--- TASK MATERIAL ---

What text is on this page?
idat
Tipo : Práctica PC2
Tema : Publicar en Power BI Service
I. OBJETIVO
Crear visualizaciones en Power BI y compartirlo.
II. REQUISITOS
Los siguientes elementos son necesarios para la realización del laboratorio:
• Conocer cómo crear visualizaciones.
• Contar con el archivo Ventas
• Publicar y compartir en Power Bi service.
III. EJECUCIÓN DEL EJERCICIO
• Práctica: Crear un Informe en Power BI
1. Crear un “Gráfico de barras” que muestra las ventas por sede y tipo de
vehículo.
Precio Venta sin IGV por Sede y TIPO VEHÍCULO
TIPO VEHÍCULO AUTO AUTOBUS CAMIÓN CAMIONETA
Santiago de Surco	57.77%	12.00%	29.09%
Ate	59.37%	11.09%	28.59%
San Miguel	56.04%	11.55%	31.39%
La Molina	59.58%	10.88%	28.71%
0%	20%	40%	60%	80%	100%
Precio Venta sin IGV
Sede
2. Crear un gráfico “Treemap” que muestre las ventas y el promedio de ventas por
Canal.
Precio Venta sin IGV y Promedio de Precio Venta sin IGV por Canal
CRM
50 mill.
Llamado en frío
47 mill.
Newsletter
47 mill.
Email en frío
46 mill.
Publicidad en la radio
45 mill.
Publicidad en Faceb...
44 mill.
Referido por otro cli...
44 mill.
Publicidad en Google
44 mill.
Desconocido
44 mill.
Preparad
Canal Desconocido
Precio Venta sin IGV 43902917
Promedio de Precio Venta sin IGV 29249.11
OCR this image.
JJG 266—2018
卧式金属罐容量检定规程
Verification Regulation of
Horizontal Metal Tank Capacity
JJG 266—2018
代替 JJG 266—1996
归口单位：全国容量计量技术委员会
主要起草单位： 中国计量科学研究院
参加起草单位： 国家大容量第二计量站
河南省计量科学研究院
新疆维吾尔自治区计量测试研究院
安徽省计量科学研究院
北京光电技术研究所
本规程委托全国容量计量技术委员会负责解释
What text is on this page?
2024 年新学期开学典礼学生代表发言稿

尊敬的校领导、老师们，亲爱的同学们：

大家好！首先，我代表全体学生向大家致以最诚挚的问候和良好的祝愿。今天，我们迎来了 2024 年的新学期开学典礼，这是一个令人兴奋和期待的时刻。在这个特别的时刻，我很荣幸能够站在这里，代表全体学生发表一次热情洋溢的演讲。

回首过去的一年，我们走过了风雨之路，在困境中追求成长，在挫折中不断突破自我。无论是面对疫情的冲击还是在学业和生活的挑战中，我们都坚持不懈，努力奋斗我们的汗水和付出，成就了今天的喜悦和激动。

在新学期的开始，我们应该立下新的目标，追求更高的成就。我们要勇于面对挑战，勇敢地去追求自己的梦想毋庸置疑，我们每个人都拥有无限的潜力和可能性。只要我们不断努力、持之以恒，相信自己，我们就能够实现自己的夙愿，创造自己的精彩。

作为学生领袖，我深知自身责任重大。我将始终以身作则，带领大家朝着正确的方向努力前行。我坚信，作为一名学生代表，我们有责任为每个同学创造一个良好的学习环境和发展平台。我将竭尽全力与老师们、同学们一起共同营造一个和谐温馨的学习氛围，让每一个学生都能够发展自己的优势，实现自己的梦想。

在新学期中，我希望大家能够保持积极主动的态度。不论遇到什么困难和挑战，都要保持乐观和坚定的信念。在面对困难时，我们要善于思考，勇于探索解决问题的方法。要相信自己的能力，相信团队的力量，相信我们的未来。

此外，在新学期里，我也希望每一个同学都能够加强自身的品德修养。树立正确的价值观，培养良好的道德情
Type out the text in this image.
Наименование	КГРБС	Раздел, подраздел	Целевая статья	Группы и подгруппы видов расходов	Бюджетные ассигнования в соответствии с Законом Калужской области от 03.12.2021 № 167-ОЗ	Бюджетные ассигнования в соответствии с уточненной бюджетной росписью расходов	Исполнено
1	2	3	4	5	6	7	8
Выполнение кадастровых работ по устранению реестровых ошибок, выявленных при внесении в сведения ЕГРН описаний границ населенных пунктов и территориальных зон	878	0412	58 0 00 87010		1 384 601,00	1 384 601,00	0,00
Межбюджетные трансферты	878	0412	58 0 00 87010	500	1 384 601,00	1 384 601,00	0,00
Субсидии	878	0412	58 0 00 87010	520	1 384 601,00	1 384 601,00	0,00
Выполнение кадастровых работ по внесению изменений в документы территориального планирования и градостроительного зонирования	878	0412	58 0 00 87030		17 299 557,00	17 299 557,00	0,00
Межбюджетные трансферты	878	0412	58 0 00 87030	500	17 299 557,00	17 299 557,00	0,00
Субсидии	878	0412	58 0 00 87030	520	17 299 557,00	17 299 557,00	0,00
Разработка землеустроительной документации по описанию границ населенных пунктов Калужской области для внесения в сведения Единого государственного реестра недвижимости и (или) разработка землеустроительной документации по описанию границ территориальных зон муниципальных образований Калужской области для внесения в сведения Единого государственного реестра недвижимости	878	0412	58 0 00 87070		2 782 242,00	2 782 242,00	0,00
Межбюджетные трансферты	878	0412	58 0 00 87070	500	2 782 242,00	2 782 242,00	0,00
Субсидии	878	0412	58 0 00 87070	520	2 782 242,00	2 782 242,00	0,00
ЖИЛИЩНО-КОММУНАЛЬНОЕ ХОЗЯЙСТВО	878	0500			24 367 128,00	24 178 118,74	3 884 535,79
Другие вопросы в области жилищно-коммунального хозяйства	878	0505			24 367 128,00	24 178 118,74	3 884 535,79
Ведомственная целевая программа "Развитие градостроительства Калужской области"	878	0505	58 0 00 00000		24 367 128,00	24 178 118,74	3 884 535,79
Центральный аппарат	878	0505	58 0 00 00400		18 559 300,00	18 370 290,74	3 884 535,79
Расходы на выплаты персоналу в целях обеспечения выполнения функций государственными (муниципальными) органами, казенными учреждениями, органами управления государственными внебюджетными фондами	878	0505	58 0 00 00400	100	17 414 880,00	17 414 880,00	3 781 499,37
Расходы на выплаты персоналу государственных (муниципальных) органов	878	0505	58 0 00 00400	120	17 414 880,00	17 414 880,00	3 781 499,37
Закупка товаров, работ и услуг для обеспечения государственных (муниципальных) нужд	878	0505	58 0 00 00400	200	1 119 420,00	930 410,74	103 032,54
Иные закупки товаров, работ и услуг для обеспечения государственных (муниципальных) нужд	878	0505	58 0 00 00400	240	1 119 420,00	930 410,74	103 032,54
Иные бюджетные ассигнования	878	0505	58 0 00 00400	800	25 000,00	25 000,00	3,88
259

--- WHAT IS REQUIRED ---
Recopy the entries above in their entirety, exactly.

--- REPLY TO THE EXERCISE ---
What text is on this page?
idat
Tipo : Práctica PC2
Tema : Publicar en Power BI Service
I. OBJETIVO
Crear visualizaciones en Power BI y compartirlo.
II. REQUISITOS
Los siguientes elementos son necesarios para la realización del laboratorio:
• Conocer cómo crear visualizaciones.
• Contar con el archivo Ventas
• Publicar y compartir en Power Bi service.
III. EJECUCIÓN DEL EJERCICIO
• Práctica: Crear un Informe en Power BI
1. Crear un “Gráfico de barras” que muestra las ventas por sede y tipo de
vehículo.
Precio Venta sin IGV por Sede y TIPO VEHÍCULO
TIPO VEHÍCULO AUTO AUTOBUS CAMIÓN CAMIONETA
Santiago de Surco	57.77%	12.00%	29.09%
Ate	59.37%	11.09%	28.59%
San Miguel	56.04%	11.55%	31.39%
La Molina	59.58%	10.88%	28.71%
0%	20%	40%	60%	80%	100%
Precio Venta sin IGV
Sede
2. Crear un gráfico “Treemap” que muestre las ventas y el promedio de ventas por
Canal.
Precio Venta sin IGV y Promedio de Precio Venta sin IGV por Canal
CRM
50 mill.
Llamado en frío
47 mill.
Newsletter
47 mill.
Email en frío
46 mill.
Publicidad en la radio
45 mill.
Publicidad en Faceb...
44 mill.
Referido por otro cli...
44 mill.
Publicidad en Google
44 mill.
Desconocido
44 mill.
Preparad
Canal Desconocido
Precio Venta sin IGV 43902917
Promedio de Precio Venta sin IGV 29249.11
OCR this image.
JJG 266—2018
卧式金属罐容量检定规程
Verification Regulation of
Horizontal Metal Tank Capacity
JJG 266—2018
代替 JJG 266—1996
归口单位：全国容量计量技术委员会
主要起草单位： 中国计量科学研究院
参加起草单位： 国家大容量第二计量站
河南省计量科学研究院
新疆维吾尔自治区计量测试研究院
安徽省计量科学研究院
北京光电技术研究所
本规程委托全国容量计量技术委员会负责解释
What text is on this page?
2024 年新学期开学典礼学生代表发言稿

尊敬的校领导、老师们，亲爱的同学们：

大家好！首先，我代表全体学生向大家致以最诚挚的问候和良好的祝愿。今天，我们迎来了 2024 年的新学期开学典礼，这是一个令人兴奋和期待的时刻。在这个特别的时刻，我很荣幸能够站在这里，代表全体学生发表一次热情洋溢的演讲。

回首过去的一年，我们走过了风雨之路，在困境中追求成长，在挫折中不断突破自我。无论是面对疫情的冲击还是在学业和生活的挑战中，我们都坚持不懈，努力奋斗我们的汗水和付出，成就了今天的喜悦和激动。

在新学期的开始，我们应该立下新的目标，追求更高的成就。我们要勇于面对挑战，勇敢地去追求自己的梦想毋庸置疑，我们每个人都拥有无限的潜力和可能性。只要我们不断努力、持之以恒，相信自己，我们就能够实现自己的夙愿，创造自己的精彩。

作为学生领袖，我深知自身责任重大。我将始终以身作则，带领大家朝着正确的方向努力前行。我坚信，作为一名学生代表，我们有责任为每个同学创造一个良好的学习环境和发展平台。我将竭尽全力与老师们、同学们一起共同营造一个和谐温馨的学习氛围，让每一个学生都能够发展自己的优势，实现自己的梦想。

在新学期中，我希望大家能够保持积极主动的态度。不论遇到什么困难和挑战，都要保持乐观和坚定的信念。在面对困难时，我们要善于思考，勇于探索解决问题的方法。要相信自己的能力，相信团队的力量，相信我们的未来。

此外，在新学期里，我也希望每一个同学都能够加强自身的品德修养。树立正确的价值观，培养良好的道德情
Type out the text in this image.
Наименование	КГРБС	Раздел, подраздел	Целевая статья	Группы и подгруппы видов расходов	Бюджетные ассигнования в соответствии с Законом Калужской области от 03.12.2021 № 167-ОЗ	Бюджетные ассигнования в соответствии с уточненной бюджетной росписью расходов	Исполнено
1	2	3	4	5	6	7	8
Выполнение кадастровых работ по устранению реестровых ошибок, выявленных при внесении в сведения ЕГРН описаний границ населенных пунктов и территориальных зон	878	0412	58 0 00 87010		1 384 601,00	1 384 601,00	0,00
Межбюджетные трансферты	878	0412	58 0 00 87010	500	1 384 601,00	1 384 601,00	0,00
Субсидии	878	0412	58 0 00 87010	520	1 384 601,00	1 384 601,00	0,00
Выполнение кадастровых работ по внесению изменений в документы территориального планирования и градостроительного зонирования	878	0412	58 0 00 87030		17 299 557,00	17 299 557,00	0,00
Межбюджетные трансферты	878	0412	58 0 00 87030	500	17 299 557,00	17 299 557,00	0,00
Субсидии	878	0412	58 0 00 87030	520	17 299 557,00	17 299 557,00	0,00
Разработка землеустроительной документации по описанию границ населенных пунктов Калужской области для внесения в сведения Единого государственного реестра недвижимости и (или) разработка землеустроительной документации по описанию границ территориальных зон муниципальных образований Калужской области для внесения в сведения Единого государственного реестра недвижимости	878	0412	58 0 00 87070		2 782 242,00	2 782 242,00	0,00
Межбюджетные трансферты	878	0412	58 0 00 87070	500	2 782 242,00	2 782 242,00	0,00
Субсидии	878	0412	58 0 00 87070	520	2 782 242,00	2 782 242,00	0,00
ЖИЛИЩНО-КОММУНАЛЬНОЕ ХОЗЯЙСТВО	878	0500			24 367 128,00	24 178 118,74	3 884 535,79
Другие вопросы в области жилищно-коммунального хозяйства	878	0505			24 367 128,00	24 178 118,74	3 884 535,79
Ведомственная целевая программа "Развитие градостроительства Калужской области"	878	0505	58 0 00 00000		24 367 128,00	24 178 118,74	3 884 535,79
Центральный аппарат	878	0505	58 0 00 00400		18 559 300,00	18 370 290,74	3 884 535,79
Расходы на выплаты персоналу в целях обеспечения выполнения функций государственными (муниципальными) органами, казенными учреждениями, органами управления государственными внебюджетными фондами	878	0505	58 0 00 00400	100	17 414 880,00	17 414 880,00	3 781 499,37
Расходы на выплаты персоналу государственных (муниципальных) органов	878	0505	58 0 00 00400	120	17 414 880,00	17 414 880,00	3 781 499,37
Закупка товаров, работ и услуг для обеспечения государственных (муниципальных) нужд	878	0505	58 0 00 00400	200	1 119 420,00	930 410,74	103 032,54
Иные закупки товаров, работ и услуг для обеспечения государственных (муниципальных) нужд	878	0505	58 0 00 00400	240	1 119 420,00	930 410,74	103 032,54
Иные бюджетные ассигнования	878	0505	58 0 00 00400	800	25 000,00	25 000,00	3,88
259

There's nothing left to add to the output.